(Directions for this task) The answer is all of the entries below, repeated exactly and free of pictures.

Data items
[Start of Attachment]
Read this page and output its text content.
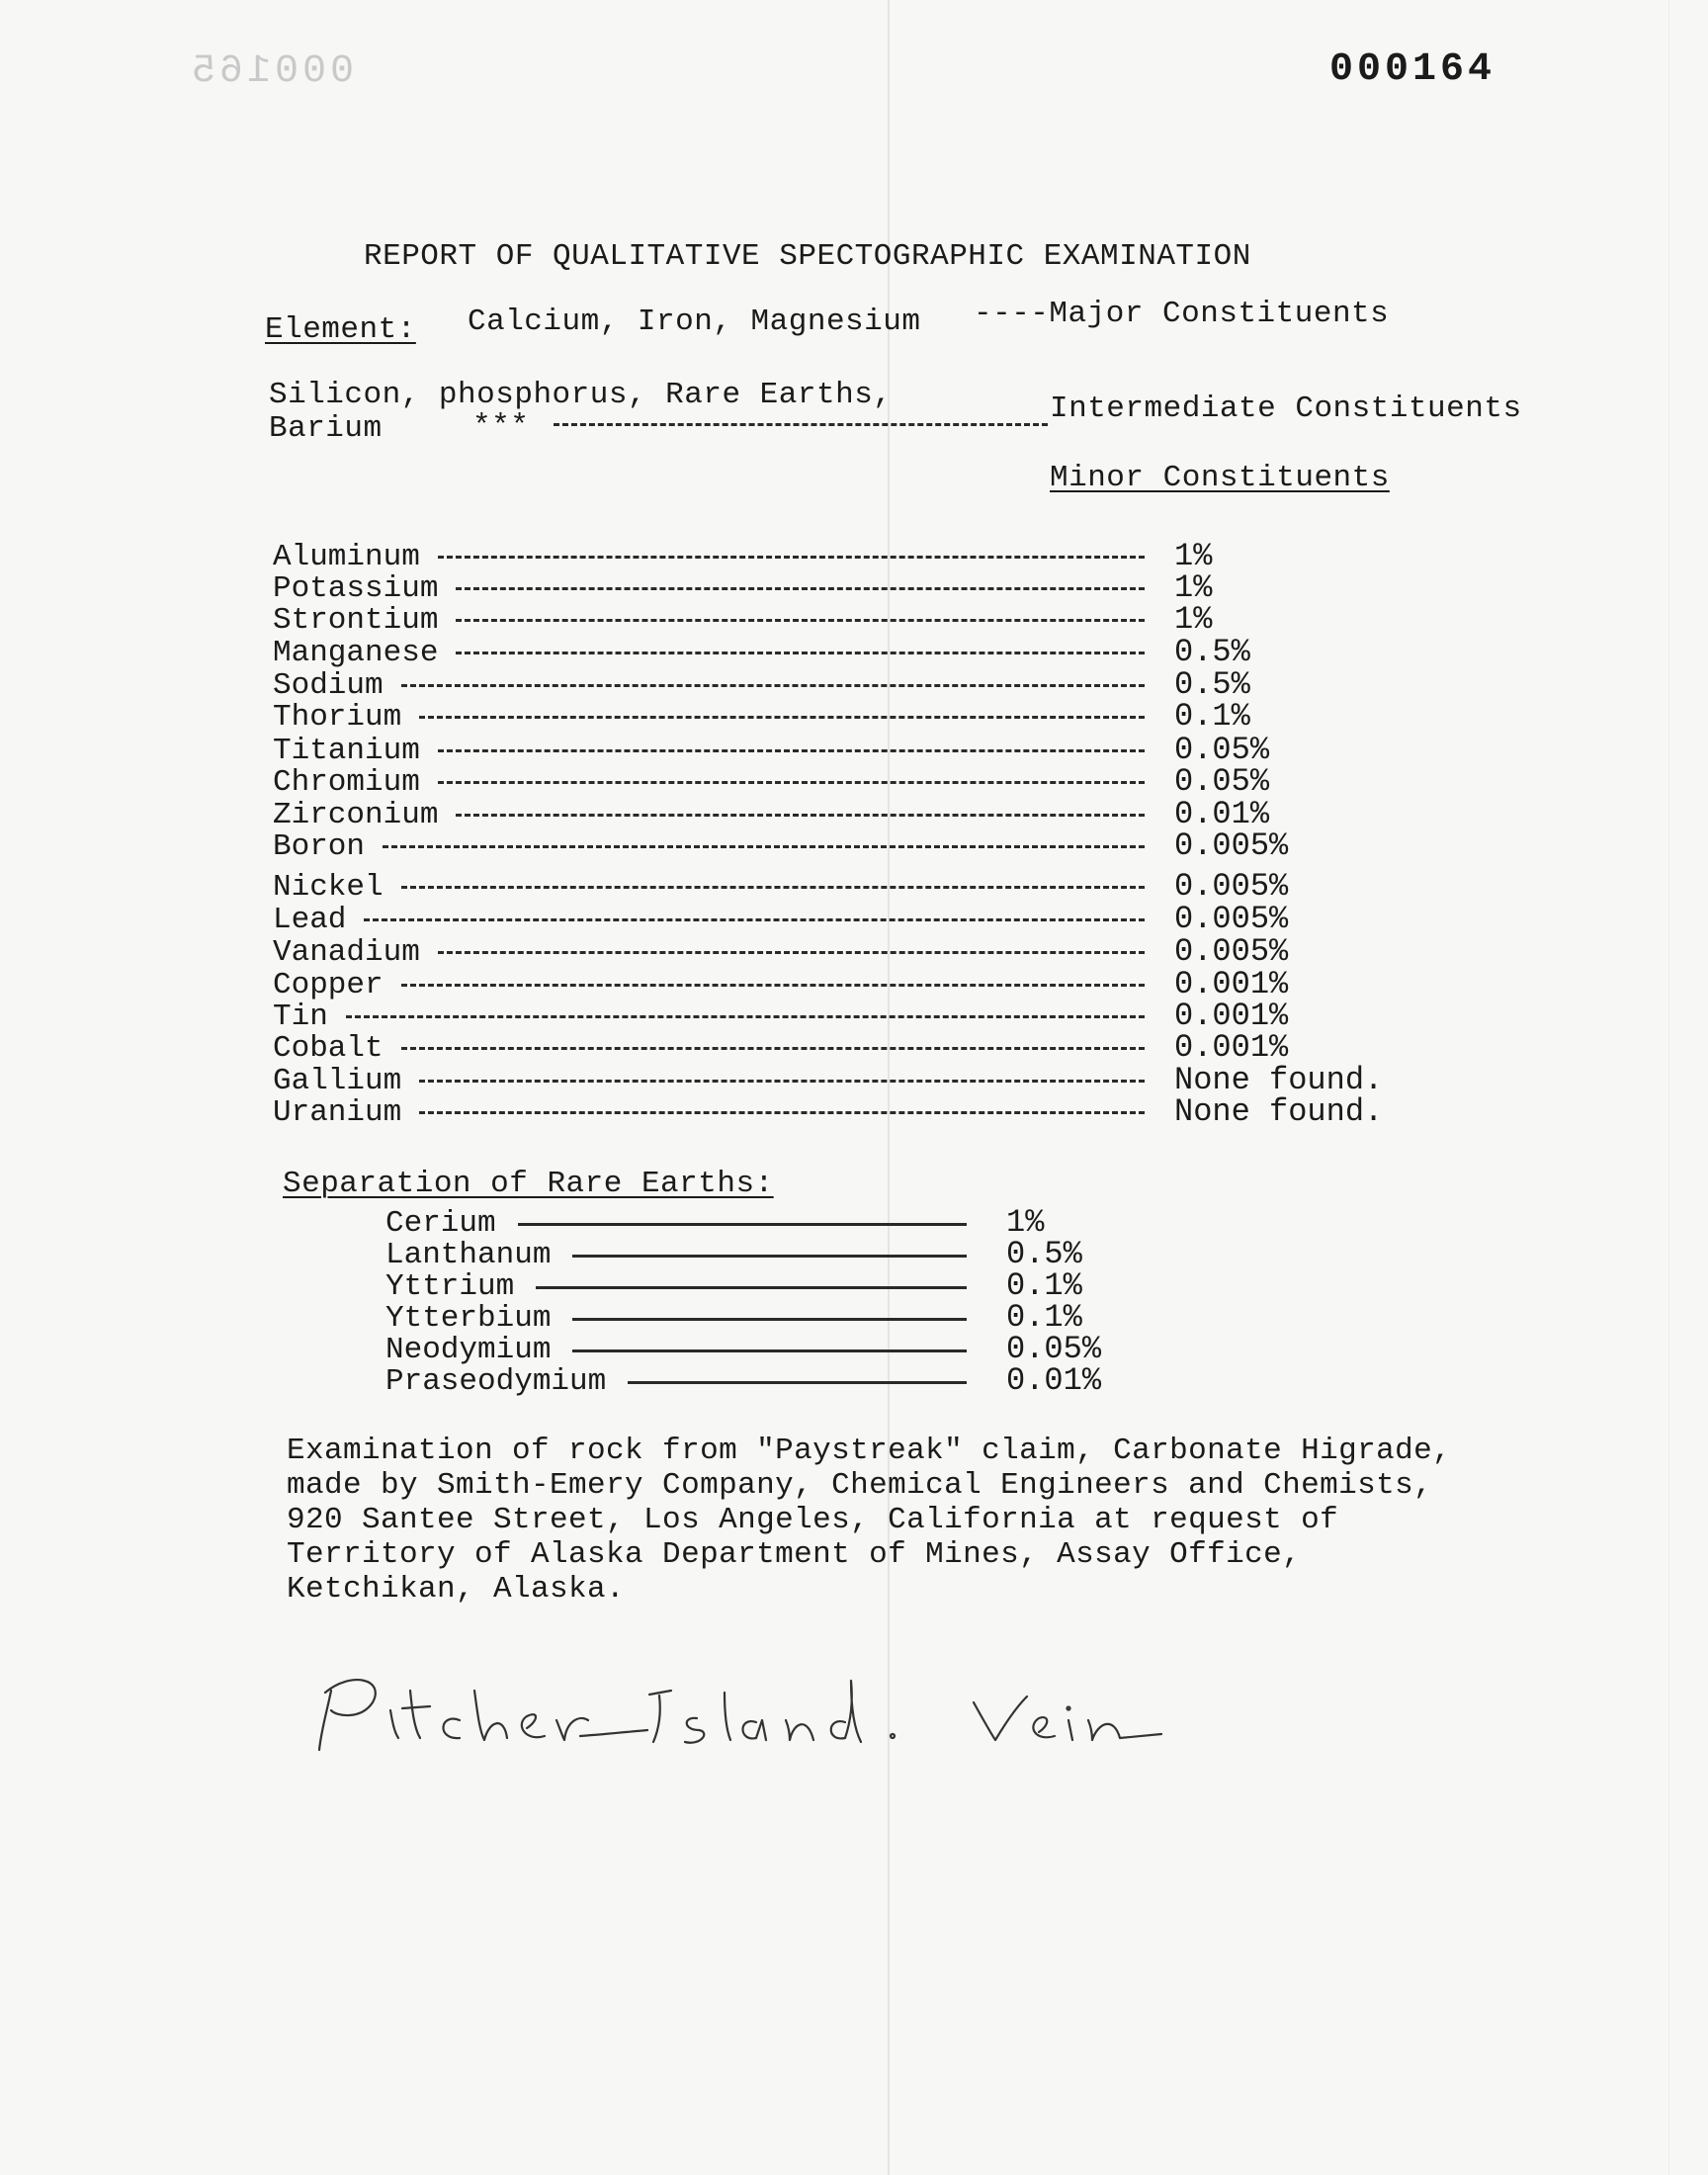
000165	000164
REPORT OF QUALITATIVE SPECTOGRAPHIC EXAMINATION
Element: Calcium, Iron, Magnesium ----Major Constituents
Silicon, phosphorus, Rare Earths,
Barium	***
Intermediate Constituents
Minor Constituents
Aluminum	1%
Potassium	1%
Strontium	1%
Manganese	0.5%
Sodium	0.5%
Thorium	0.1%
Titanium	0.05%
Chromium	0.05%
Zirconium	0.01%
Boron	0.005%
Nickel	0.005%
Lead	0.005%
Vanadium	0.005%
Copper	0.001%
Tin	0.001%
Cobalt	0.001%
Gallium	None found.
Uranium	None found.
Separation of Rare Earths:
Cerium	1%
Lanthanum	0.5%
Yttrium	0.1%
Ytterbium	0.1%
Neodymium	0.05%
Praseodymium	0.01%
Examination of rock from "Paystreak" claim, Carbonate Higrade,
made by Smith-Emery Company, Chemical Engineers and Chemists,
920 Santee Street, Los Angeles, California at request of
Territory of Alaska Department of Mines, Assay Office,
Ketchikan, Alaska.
[End of Attachment]
(Exercise output)
Read this page and output its text content.
000165	000164
REPORT OF QUALITATIVE SPECTOGRAPHIC EXAMINATION
Element: Calcium, Iron, Magnesium ----Major Constituents
Silicon, phosphorus, Rare Earths,
Barium	***
Intermediate Constituents
Minor Constituents
Aluminum	1%
Potassium	1%
Strontium	1%
Manganese	0.5%
Sodium	0.5%
Thorium	0.1%
Titanium	0.05%
Chromium	0.05%
Zirconium	0.01%
Boron	0.005%
Nickel	0.005%
Lead	0.005%
Vanadium	0.005%
Copper	0.001%
Tin	0.001%
Cobalt	0.001%
Gallium	None found.
Uranium	None found.
Separation of Rare Earths:
Cerium	1%
Lanthanum	0.5%
Yttrium	0.1%
Ytterbium	0.1%
Neodymium	0.05%
Praseodymium	0.01%
Examination of rock from "Paystreak" claim, Carbonate Higrade,
made by Smith-Emery Company, Chemical Engineers and Chemists,
920 Santee Street, Los Angeles, California at request of
Territory of Alaska Department of Mines, Assay Office,
Ketchikan, Alaska.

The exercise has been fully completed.